* WORK INSTRUCTIONS: Copy out all the entries exactly.

┌────────

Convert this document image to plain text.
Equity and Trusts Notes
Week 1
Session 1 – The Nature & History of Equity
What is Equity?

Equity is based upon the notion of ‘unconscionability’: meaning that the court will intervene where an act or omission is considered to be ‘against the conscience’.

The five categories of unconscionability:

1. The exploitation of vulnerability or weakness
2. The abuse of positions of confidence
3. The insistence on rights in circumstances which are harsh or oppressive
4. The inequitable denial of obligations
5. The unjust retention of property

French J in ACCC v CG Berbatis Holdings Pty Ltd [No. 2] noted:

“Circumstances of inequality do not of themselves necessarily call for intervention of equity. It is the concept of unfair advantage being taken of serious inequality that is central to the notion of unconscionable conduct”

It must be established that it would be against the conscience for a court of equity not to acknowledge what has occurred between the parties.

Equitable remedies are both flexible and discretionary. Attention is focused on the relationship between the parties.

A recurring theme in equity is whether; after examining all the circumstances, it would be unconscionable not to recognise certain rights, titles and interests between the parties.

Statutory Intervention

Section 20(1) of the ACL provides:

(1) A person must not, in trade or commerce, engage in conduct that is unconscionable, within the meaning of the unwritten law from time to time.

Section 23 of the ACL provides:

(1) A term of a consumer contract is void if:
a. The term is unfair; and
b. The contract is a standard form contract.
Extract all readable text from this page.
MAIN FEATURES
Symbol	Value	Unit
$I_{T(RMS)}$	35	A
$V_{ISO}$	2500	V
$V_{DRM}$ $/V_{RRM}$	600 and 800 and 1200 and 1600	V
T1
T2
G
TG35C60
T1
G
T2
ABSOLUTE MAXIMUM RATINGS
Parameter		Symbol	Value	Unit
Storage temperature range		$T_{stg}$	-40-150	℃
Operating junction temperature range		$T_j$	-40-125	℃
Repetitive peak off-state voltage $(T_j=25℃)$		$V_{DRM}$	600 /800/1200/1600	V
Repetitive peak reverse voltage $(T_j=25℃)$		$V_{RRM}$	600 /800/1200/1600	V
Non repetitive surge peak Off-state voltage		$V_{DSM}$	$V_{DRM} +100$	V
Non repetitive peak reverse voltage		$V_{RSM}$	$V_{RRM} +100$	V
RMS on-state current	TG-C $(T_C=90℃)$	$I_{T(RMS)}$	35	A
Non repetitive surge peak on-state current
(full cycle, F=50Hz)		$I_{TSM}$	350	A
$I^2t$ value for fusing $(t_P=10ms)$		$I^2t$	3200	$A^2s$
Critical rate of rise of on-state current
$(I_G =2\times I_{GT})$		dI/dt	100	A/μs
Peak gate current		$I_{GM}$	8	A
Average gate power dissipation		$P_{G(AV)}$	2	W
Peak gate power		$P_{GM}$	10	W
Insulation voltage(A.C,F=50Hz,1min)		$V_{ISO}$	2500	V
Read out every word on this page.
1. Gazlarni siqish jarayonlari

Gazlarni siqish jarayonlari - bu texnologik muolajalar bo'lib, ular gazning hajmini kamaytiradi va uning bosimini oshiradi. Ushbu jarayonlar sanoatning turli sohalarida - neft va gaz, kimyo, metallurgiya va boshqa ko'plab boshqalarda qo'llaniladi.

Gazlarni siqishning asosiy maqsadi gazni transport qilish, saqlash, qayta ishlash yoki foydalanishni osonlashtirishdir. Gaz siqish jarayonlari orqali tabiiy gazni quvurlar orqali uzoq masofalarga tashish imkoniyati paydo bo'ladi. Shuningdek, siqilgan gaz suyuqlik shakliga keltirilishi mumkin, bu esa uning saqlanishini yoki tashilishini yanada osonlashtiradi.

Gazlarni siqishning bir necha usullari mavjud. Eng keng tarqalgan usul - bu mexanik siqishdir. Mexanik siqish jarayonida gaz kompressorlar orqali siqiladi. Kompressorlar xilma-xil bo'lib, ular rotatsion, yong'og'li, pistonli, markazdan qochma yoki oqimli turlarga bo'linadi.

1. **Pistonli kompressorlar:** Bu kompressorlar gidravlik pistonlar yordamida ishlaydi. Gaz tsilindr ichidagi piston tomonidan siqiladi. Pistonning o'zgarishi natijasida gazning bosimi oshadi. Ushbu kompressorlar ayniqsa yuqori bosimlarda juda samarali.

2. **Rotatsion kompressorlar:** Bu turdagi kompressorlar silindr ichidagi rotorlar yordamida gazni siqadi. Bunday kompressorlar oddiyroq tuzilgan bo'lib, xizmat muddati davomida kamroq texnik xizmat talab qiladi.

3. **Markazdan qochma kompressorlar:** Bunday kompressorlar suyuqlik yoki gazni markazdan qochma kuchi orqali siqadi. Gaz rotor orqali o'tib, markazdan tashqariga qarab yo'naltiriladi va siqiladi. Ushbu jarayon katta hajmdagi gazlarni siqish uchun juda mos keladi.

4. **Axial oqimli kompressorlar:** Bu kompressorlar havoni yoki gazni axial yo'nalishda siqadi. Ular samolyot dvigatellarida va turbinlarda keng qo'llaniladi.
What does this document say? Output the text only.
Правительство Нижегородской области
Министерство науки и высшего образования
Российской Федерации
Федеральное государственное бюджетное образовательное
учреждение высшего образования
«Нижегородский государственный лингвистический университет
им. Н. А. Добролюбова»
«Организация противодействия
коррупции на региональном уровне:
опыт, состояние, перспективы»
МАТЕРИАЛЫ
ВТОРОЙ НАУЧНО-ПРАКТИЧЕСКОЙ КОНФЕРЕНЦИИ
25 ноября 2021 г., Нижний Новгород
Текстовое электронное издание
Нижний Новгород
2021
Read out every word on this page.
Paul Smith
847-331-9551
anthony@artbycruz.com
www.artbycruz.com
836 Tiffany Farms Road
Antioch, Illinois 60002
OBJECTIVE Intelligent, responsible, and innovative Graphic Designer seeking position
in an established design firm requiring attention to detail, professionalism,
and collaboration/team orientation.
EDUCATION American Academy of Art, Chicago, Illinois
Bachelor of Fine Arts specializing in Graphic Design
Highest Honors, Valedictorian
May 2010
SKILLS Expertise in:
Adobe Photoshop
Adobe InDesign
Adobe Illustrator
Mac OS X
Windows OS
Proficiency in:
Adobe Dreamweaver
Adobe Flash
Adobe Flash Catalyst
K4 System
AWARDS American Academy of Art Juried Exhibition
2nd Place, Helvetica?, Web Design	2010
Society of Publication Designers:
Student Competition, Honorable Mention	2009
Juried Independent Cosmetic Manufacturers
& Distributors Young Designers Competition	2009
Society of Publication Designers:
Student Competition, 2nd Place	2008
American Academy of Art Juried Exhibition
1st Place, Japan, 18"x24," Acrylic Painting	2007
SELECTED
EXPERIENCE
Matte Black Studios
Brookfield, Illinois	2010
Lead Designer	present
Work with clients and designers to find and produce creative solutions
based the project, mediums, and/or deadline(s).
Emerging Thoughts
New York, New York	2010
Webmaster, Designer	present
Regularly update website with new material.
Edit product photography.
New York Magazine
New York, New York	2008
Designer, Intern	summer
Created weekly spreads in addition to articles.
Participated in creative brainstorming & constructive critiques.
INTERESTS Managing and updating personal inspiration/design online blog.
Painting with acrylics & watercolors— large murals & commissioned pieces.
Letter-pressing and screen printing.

└────────

* THE OUTPUT:
Convert this document image to plain text.
Equity and Trusts Notes
Week 1
Session 1 – The Nature & History of Equity
What is Equity?

Equity is based upon the notion of ‘unconscionability’: meaning that the court will intervene where an act or omission is considered to be ‘against the conscience’.

The five categories of unconscionability:

1. The exploitation of vulnerability or weakness
2. The abuse of positions of confidence
3. The insistence on rights in circumstances which are harsh or oppressive
4. The inequitable denial of obligations
5. The unjust retention of property

French J in ACCC v CG Berbatis Holdings Pty Ltd [No. 2] noted:

“Circumstances of inequality do not of themselves necessarily call for intervention of equity. It is the concept of unfair advantage being taken of serious inequality that is central to the notion of unconscionable conduct”

It must be established that it would be against the conscience for a court of equity not to acknowledge what has occurred between the parties.

Equitable remedies are both flexible and discretionary. Attention is focused on the relationship between the parties.

A recurring theme in equity is whether; after examining all the circumstances, it would be unconscionable not to recognise certain rights, titles and interests between the parties.

Statutory Intervention

Section 20(1) of the ACL provides:

(1) A person must not, in trade or commerce, engage in conduct that is unconscionable, within the meaning of the unwritten law from time to time.

Section 23 of the ACL provides:

(1) A term of a consumer contract is void if:
a. The term is unfair; and
b. The contract is a standard form contract.
Extract all readable text from this page.
MAIN FEATURES
Symbol	Value	Unit
$I_{T(RMS)}$	35	A
$V_{ISO}$	2500	V
$V_{DRM}$ $/V_{RRM}$	600 and 800 and 1200 and 1600	V
T1
T2
G
TG35C60
T1
G
T2
ABSOLUTE MAXIMUM RATINGS
Parameter		Symbol	Value	Unit
Storage temperature range		$T_{stg}$	-40-150	℃
Operating junction temperature range		$T_j$	-40-125	℃
Repetitive peak off-state voltage $(T_j=25℃)$		$V_{DRM}$	600 /800/1200/1600	V
Repetitive peak reverse voltage $(T_j=25℃)$		$V_{RRM}$	600 /800/1200/1600	V
Non repetitive surge peak Off-state voltage		$V_{DSM}$	$V_{DRM} +100$	V
Non repetitive peak reverse voltage		$V_{RSM}$	$V_{RRM} +100$	V
RMS on-state current	TG-C $(T_C=90℃)$	$I_{T(RMS)}$	35	A
Non repetitive surge peak on-state current
(full cycle, F=50Hz)		$I_{TSM}$	350	A
$I^2t$ value for fusing $(t_P=10ms)$		$I^2t$	3200	$A^2s$
Critical rate of rise of on-state current
$(I_G =2\times I_{GT})$		dI/dt	100	A/μs
Peak gate current		$I_{GM}$	8	A
Average gate power dissipation		$P_{G(AV)}$	2	W
Peak gate power		$P_{GM}$	10	W
Insulation voltage(A.C,F=50Hz,1min)		$V_{ISO}$	2500	V
Read out every word on this page.
1. Gazlarni siqish jarayonlari

Gazlarni siqish jarayonlari - bu texnologik muolajalar bo'lib, ular gazning hajmini kamaytiradi va uning bosimini oshiradi. Ushbu jarayonlar sanoatning turli sohalarida - neft va gaz, kimyo, metallurgiya va boshqa ko'plab boshqalarda qo'llaniladi.

Gazlarni siqishning asosiy maqsadi gazni transport qilish, saqlash, qayta ishlash yoki foydalanishni osonlashtirishdir. Gaz siqish jarayonlari orqali tabiiy gazni quvurlar orqali uzoq masofalarga tashish imkoniyati paydo bo'ladi. Shuningdek, siqilgan gaz suyuqlik shakliga keltirilishi mumkin, bu esa uning saqlanishini yoki tashilishini yanada osonlashtiradi.

Gazlarni siqishning bir necha usullari mavjud. Eng keng tarqalgan usul - bu mexanik siqishdir. Mexanik siqish jarayonida gaz kompressorlar orqali siqiladi. Kompressorlar xilma-xil bo'lib, ular rotatsion, yong'og'li, pistonli, markazdan qochma yoki oqimli turlarga bo'linadi.

1. **Pistonli kompressorlar:** Bu kompressorlar gidravlik pistonlar yordamida ishlaydi. Gaz tsilindr ichidagi piston tomonidan siqiladi. Pistonning o'zgarishi natijasida gazning bosimi oshadi. Ushbu kompressorlar ayniqsa yuqori bosimlarda juda samarali.

2. **Rotatsion kompressorlar:** Bu turdagi kompressorlar silindr ichidagi rotorlar yordamida gazni siqadi. Bunday kompressorlar oddiyroq tuzilgan bo'lib, xizmat muddati davomida kamroq texnik xizmat talab qiladi.

3. **Markazdan qochma kompressorlar:** Bunday kompressorlar suyuqlik yoki gazni markazdan qochma kuchi orqali siqadi. Gaz rotor orqali o'tib, markazdan tashqariga qarab yo'naltiriladi va siqiladi. Ushbu jarayon katta hajmdagi gazlarni siqish uchun juda mos keladi.

4. **Axial oqimli kompressorlar:** Bu kompressorlar havoni yoki gazni axial yo'nalishda siqadi. Ular samolyot dvigatellarida va turbinlarda keng qo'llaniladi.
What does this document say? Output the text only.
Правительство Нижегородской области
Министерство науки и высшего образования
Российской Федерации
Федеральное государственное бюджетное образовательное
учреждение высшего образования
«Нижегородский государственный лингвистический университет
им. Н. А. Добролюбова»
«Организация противодействия
коррупции на региональном уровне:
опыт, состояние, перспективы»
МАТЕРИАЛЫ
ВТОРОЙ НАУЧНО-ПРАКТИЧЕСКОЙ КОНФЕРЕНЦИИ
25 ноября 2021 г., Нижний Новгород
Текстовое электронное издание
Нижний Новгород
2021
Read out every word on this page.
Paul Smith
847-331-9551
anthony@artbycruz.com
www.artbycruz.com
836 Tiffany Farms Road
Antioch, Illinois 60002
OBJECTIVE Intelligent, responsible, and innovative Graphic Designer seeking position
in an established design firm requiring attention to detail, professionalism,
and collaboration/team orientation.
EDUCATION American Academy of Art, Chicago, Illinois
Bachelor of Fine Arts specializing in Graphic Design
Highest Honors, Valedictorian
May 2010
SKILLS Expertise in:
Adobe Photoshop
Adobe InDesign
Adobe Illustrator
Mac OS X
Windows OS
Proficiency in:
Adobe Dreamweaver
Adobe Flash
Adobe Flash Catalyst
K4 System
AWARDS American Academy of Art Juried Exhibition
2nd Place, Helvetica?, Web Design	2010
Society of Publication Designers:
Student Competition, Honorable Mention	2009
Juried Independent Cosmetic Manufacturers
& Distributors Young Designers Competition	2009
Society of Publication Designers:
Student Competition, 2nd Place	2008
American Academy of Art Juried Exhibition
1st Place, Japan, 18"x24," Acrylic Painting	2007
SELECTED
EXPERIENCE
Matte Black Studios
Brookfield, Illinois	2010
Lead Designer	present
Work with clients and designers to find and produce creative solutions
based the project, mediums, and/or deadline(s).
Emerging Thoughts
New York, New York	2010
Webmaster, Designer	present
Regularly update website with new material.
Edit product photography.
New York Magazine
New York, New York	2008
Designer, Intern	summer
Created weekly spreads in addition to articles.
Participated in creative brainstorming & constructive critiques.
INTERESTS Managing and updating personal inspiration/design online blog.
Painting with acrylics & watercolors— large murals & commissioned pieces.
Letter-pressing and screen printing.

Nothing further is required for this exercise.